-------- Exercise inputs

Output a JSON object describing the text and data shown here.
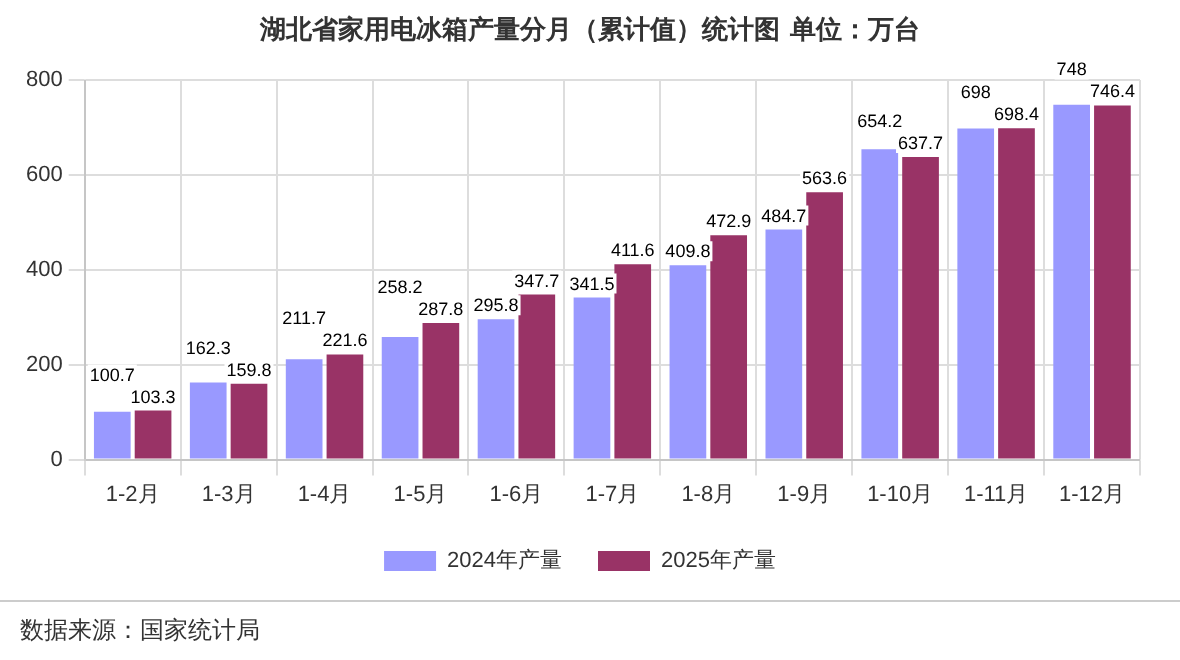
{
  "chart_data": {
    "type": "bar",
    "title": "湖北省家用电冰箱产量分月（累计值）统计图 单位：万台",
    "categories": [
      "1-2月",
      "1-3月",
      "1-4月",
      "1-5月",
      "1-6月",
      "1-7月",
      "1-8月",
      "1-9月",
      "1-10月",
      "1-11月",
      "1-12月"
    ],
    "series": [
      {
        "name": "2024年产量",
        "color": "#9999ff",
        "values": [
          100.7,
          162.3,
          211.7,
          258.2,
          295.8,
          341.5,
          409.8,
          484.7,
          654.2,
          698,
          748
        ]
      },
      {
        "name": "2025年产量",
        "color": "#993366",
        "values": [
          103.3,
          159.8,
          221.6,
          287.8,
          347.7,
          411.6,
          472.9,
          563.6,
          637.7,
          698.4,
          746.4
        ]
      }
    ],
    "ylim": [
      0,
      800
    ],
    "yticks": [
      0,
      200,
      400,
      600,
      800
    ],
    "grid": true,
    "legend": "bottom",
    "data_labels": true,
    "annotations": [
      "数据来源：国家统计局"
    ]
  }
}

----------------

= Exercise =
Repeat each entry exactly. Pictures do not belong in the copy.

= Answer =
Output a JSON object describing the text and data shown here.
{
  "chart_data": {
    "type": "bar",
    "title": "湖北省家用电冰箱产量分月（累计值）统计图 单位：万台",
    "categories": [
      "1-2月",
      "1-3月",
      "1-4月",
      "1-5月",
      "1-6月",
      "1-7月",
      "1-8月",
      "1-9月",
      "1-10月",
      "1-11月",
      "1-12月"
    ],
    "series": [
      {
        "name": "2024年产量",
        "color": "#9999ff",
        "values": [
          100.7,
          162.3,
          211.7,
          258.2,
          295.8,
          341.5,
          409.8,
          484.7,
          654.2,
          698,
          748
        ]
      },
      {
        "name": "2025年产量",
        "color": "#993366",
        "values": [
          103.3,
          159.8,
          221.6,
          287.8,
          347.7,
          411.6,
          472.9,
          563.6,
          637.7,
          698.4,
          746.4
        ]
      }
    ],
    "ylim": [
      0,
      800
    ],
    "yticks": [
      0,
      200,
      400,
      600,
      800
    ],
    "grid": true,
    "legend": "bottom",
    "data_labels": true,
    "annotations": [
      "数据来源：国家统计局"
    ]
  }
}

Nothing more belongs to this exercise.